* begin *
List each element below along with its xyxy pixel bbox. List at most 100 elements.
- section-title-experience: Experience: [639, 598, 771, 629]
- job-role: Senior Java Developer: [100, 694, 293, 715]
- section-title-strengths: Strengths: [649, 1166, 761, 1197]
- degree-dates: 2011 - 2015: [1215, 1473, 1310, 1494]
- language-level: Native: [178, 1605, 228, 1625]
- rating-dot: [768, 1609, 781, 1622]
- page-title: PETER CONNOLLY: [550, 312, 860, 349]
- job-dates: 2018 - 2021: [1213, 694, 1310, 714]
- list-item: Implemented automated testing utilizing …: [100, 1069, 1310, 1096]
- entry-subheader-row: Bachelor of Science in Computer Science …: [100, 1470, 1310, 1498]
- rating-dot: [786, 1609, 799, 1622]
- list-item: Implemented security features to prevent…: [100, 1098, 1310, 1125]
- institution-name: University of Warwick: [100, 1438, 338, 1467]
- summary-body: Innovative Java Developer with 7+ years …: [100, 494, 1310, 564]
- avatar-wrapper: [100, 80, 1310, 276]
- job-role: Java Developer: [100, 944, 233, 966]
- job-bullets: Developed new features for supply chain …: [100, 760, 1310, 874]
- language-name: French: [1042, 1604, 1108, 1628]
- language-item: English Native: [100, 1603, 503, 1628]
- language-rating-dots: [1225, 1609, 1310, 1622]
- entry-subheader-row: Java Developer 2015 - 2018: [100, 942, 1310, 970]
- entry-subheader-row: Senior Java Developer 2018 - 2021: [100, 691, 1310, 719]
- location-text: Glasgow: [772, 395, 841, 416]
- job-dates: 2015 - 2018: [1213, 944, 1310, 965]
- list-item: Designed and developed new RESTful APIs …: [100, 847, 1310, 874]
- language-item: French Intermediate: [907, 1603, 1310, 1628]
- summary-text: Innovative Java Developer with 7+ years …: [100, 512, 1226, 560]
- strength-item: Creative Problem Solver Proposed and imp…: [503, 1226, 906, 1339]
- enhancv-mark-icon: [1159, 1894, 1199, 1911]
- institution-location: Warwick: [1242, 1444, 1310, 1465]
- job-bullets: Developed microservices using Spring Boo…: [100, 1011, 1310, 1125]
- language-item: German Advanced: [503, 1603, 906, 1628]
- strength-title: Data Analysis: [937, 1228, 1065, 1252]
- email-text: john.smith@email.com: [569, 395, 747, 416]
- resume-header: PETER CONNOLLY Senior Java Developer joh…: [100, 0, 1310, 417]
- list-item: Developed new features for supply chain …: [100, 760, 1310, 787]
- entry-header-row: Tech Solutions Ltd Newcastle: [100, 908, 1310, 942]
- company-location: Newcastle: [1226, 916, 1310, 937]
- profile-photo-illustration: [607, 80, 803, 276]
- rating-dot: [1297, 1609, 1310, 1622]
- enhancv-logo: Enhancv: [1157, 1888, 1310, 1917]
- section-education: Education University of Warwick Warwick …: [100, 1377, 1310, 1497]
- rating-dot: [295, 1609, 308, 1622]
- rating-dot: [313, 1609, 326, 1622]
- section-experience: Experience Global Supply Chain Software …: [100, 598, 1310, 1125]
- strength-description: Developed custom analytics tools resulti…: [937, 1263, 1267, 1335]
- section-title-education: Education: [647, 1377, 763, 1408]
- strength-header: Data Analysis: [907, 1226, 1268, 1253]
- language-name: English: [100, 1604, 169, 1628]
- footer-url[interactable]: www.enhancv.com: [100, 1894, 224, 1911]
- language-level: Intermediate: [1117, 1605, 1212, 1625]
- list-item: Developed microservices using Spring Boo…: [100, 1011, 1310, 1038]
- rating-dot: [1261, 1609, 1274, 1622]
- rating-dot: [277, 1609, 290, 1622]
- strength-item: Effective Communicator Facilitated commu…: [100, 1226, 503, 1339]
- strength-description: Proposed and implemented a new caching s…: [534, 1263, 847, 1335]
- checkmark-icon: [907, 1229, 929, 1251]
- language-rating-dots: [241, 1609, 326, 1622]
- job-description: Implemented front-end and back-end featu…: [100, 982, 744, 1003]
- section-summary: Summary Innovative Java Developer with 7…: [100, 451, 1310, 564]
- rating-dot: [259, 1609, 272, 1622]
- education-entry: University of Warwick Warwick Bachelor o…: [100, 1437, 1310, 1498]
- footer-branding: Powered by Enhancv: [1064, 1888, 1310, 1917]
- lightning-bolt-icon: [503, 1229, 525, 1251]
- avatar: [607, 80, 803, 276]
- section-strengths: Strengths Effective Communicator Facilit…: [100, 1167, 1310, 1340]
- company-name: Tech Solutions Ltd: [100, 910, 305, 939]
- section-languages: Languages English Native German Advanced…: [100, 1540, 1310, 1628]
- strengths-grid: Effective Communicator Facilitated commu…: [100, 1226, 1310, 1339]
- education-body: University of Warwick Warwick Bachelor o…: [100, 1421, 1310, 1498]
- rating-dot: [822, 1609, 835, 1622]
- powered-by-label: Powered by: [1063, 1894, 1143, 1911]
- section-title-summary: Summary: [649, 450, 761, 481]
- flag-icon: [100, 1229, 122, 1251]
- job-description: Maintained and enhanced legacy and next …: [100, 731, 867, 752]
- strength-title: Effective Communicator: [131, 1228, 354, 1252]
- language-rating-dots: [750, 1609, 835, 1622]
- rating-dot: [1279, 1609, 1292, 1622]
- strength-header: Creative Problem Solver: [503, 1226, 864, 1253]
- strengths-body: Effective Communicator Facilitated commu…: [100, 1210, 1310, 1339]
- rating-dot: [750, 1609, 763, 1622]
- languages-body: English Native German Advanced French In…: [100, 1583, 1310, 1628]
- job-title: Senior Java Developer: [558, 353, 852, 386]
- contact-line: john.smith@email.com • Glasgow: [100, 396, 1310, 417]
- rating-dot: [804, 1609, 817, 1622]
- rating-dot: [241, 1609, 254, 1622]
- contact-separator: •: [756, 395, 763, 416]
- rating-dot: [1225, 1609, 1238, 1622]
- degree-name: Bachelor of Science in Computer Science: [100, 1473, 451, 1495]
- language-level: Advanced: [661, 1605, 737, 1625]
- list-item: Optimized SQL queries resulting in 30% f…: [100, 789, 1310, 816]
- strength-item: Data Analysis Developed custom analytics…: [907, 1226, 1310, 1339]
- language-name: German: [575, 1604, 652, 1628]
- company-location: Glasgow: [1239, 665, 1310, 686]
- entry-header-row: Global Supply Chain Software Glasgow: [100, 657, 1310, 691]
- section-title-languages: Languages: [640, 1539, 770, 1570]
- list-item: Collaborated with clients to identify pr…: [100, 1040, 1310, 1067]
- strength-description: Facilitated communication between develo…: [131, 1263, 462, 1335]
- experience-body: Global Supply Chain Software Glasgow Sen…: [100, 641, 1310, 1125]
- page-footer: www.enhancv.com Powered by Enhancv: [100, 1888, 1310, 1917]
* end *
» **Work to do**
Reproduce the material above line for line, with no changes.

» **Answer for this exercise**
List each element below along with its xyxy pixel bbox. List at most 100 elements.
- section-title-experience: Experience: [639, 598, 771, 629]
- job-role: Senior Java Developer: [100, 694, 293, 715]
- section-title-strengths: Strengths: [649, 1166, 761, 1197]
- degree-dates: 2011 - 2015: [1215, 1473, 1310, 1494]
- language-level: Native: [178, 1605, 228, 1625]
- rating-dot: [768, 1609, 781, 1622]
- page-title: PETER CONNOLLY: [550, 312, 860, 349]
- job-dates: 2018 - 2021: [1213, 694, 1310, 714]
- list-item: Implemented automated testing utilizing …: [100, 1069, 1310, 1096]
- entry-subheader-row: Bachelor of Science in Computer Science …: [100, 1470, 1310, 1498]
- rating-dot: [786, 1609, 799, 1622]
- list-item: Implemented security features to prevent…: [100, 1098, 1310, 1125]
- institution-name: University of Warwick: [100, 1438, 338, 1467]
- summary-body: Innovative Java Developer with 7+ years …: [100, 494, 1310, 564]
- avatar-wrapper: [100, 80, 1310, 276]
- job-role: Java Developer: [100, 944, 233, 966]
- job-bullets: Developed new features for supply chain …: [100, 760, 1310, 874]
- language-name: French: [1042, 1604, 1108, 1628]
- language-item: English Native: [100, 1603, 503, 1628]
- language-rating-dots: [1225, 1609, 1310, 1622]
- entry-subheader-row: Java Developer 2015 - 2018: [100, 942, 1310, 970]
- entry-subheader-row: Senior Java Developer 2018 - 2021: [100, 691, 1310, 719]
- location-text: Glasgow: [772, 395, 841, 416]
- job-dates: 2015 - 2018: [1213, 944, 1310, 965]
- list-item: Designed and developed new RESTful APIs …: [100, 847, 1310, 874]
- language-item: French Intermediate: [907, 1603, 1310, 1628]
- summary-text: Innovative Java Developer with 7+ years …: [100, 512, 1226, 560]
- strength-item: Creative Problem Solver Proposed and imp…: [503, 1226, 906, 1339]
- enhancv-mark-icon: [1159, 1894, 1199, 1911]
- institution-location: Warwick: [1242, 1444, 1310, 1465]
- job-bullets: Developed microservices using Spring Boo…: [100, 1011, 1310, 1125]
- language-item: German Advanced: [503, 1603, 906, 1628]
- strength-title: Data Analysis: [937, 1228, 1065, 1252]
- email-text: john.smith@email.com: [569, 395, 747, 416]
- resume-header: PETER CONNOLLY Senior Java Developer joh…: [100, 0, 1310, 417]
- list-item: Developed new features for supply chain …: [100, 760, 1310, 787]
- entry-header-row: Tech Solutions Ltd Newcastle: [100, 908, 1310, 942]
- company-location: Newcastle: [1226, 916, 1310, 937]
- profile-photo-illustration: [607, 80, 803, 276]
- rating-dot: [1297, 1609, 1310, 1622]
- enhancv-logo: Enhancv: [1157, 1888, 1310, 1917]
- section-education: Education University of Warwick Warwick …: [100, 1377, 1310, 1497]
- rating-dot: [295, 1609, 308, 1622]
- rating-dot: [313, 1609, 326, 1622]
- section-experience: Experience Global Supply Chain Software …: [100, 598, 1310, 1125]
- strength-description: Developed custom analytics tools resulti…: [937, 1263, 1267, 1335]
- section-title-education: Education: [647, 1377, 763, 1408]
- strength-header: Data Analysis: [907, 1226, 1268, 1253]
- language-name: English: [100, 1604, 169, 1628]
- footer-url[interactable]: www.enhancv.com: [100, 1894, 224, 1911]
- language-level: Intermediate: [1117, 1605, 1212, 1625]
- list-item: Developed microservices using Spring Boo…: [100, 1011, 1310, 1038]
- rating-dot: [1261, 1609, 1274, 1622]
- rating-dot: [277, 1609, 290, 1622]
- strength-item: Effective Communicator Facilitated commu…: [100, 1226, 503, 1339]
- strength-description: Proposed and implemented a new caching s…: [534, 1263, 847, 1335]
- checkmark-icon: [907, 1229, 929, 1251]
- language-rating-dots: [241, 1609, 326, 1622]
- job-description: Implemented front-end and back-end featu…: [100, 982, 744, 1003]
- section-summary: Summary Innovative Java Developer with 7…: [100, 451, 1310, 564]
- rating-dot: [259, 1609, 272, 1622]
- education-entry: University of Warwick Warwick Bachelor o…: [100, 1437, 1310, 1498]
- footer-branding: Powered by Enhancv: [1064, 1888, 1310, 1917]
- lightning-bolt-icon: [503, 1229, 525, 1251]
- avatar: [607, 80, 803, 276]
- section-strengths: Strengths Effective Communicator Facilit…: [100, 1167, 1310, 1340]
- company-name: Tech Solutions Ltd: [100, 910, 305, 939]
- section-languages: Languages English Native German Advanced…: [100, 1540, 1310, 1628]
- strengths-grid: Effective Communicator Facilitated commu…: [100, 1226, 1310, 1339]
- education-body: University of Warwick Warwick Bachelor o…: [100, 1421, 1310, 1498]
- rating-dot: [822, 1609, 835, 1622]
- powered-by-label: Powered by: [1063, 1894, 1143, 1911]
- section-title-summary: Summary: [649, 450, 761, 481]
- flag-icon: [100, 1229, 122, 1251]
- job-description: Maintained and enhanced legacy and next …: [100, 731, 867, 752]
- strength-title: Effective Communicator: [131, 1228, 354, 1252]
- language-rating-dots: [750, 1609, 835, 1622]
- rating-dot: [1279, 1609, 1292, 1622]
- strength-header: Creative Problem Solver: [503, 1226, 864, 1253]
- strengths-body: Effective Communicator Facilitated commu…: [100, 1210, 1310, 1339]
- rating-dot: [750, 1609, 763, 1622]
- languages-body: English Native German Advanced French In…: [100, 1583, 1310, 1628]
- job-title: Senior Java Developer: [558, 353, 852, 386]
- contact-line: john.smith@email.com • Glasgow: [100, 396, 1310, 417]
- rating-dot: [804, 1609, 817, 1622]
- rating-dot: [241, 1609, 254, 1622]
- contact-separator: •: [756, 395, 763, 416]
- rating-dot: [1225, 1609, 1238, 1622]
- degree-name: Bachelor of Science in Computer Science: [100, 1473, 451, 1495]
- language-level: Advanced: [661, 1605, 737, 1625]
- list-item: Optimized SQL queries resulting in 30% f…: [100, 789, 1310, 816]
- strength-item: Data Analysis Developed custom analytics…: [907, 1226, 1310, 1339]
- language-name: German: [575, 1604, 652, 1628]
- company-location: Glasgow: [1239, 665, 1310, 686]
- entry-header-row: Global Supply Chain Software Glasgow: [100, 657, 1310, 691]
- section-title-languages: Languages: [640, 1539, 770, 1570]
- list-item: Collaborated with clients to identify pr…: [100, 1040, 1310, 1067]
- strength-description: Facilitated communication between develo…: [131, 1263, 462, 1335]
- experience-body: Global Supply Chain Software Glasgow Sen…: [100, 641, 1310, 1125]
- page-footer: www.enhancv.com Powered by Enhancv: [100, 1888, 1310, 1917]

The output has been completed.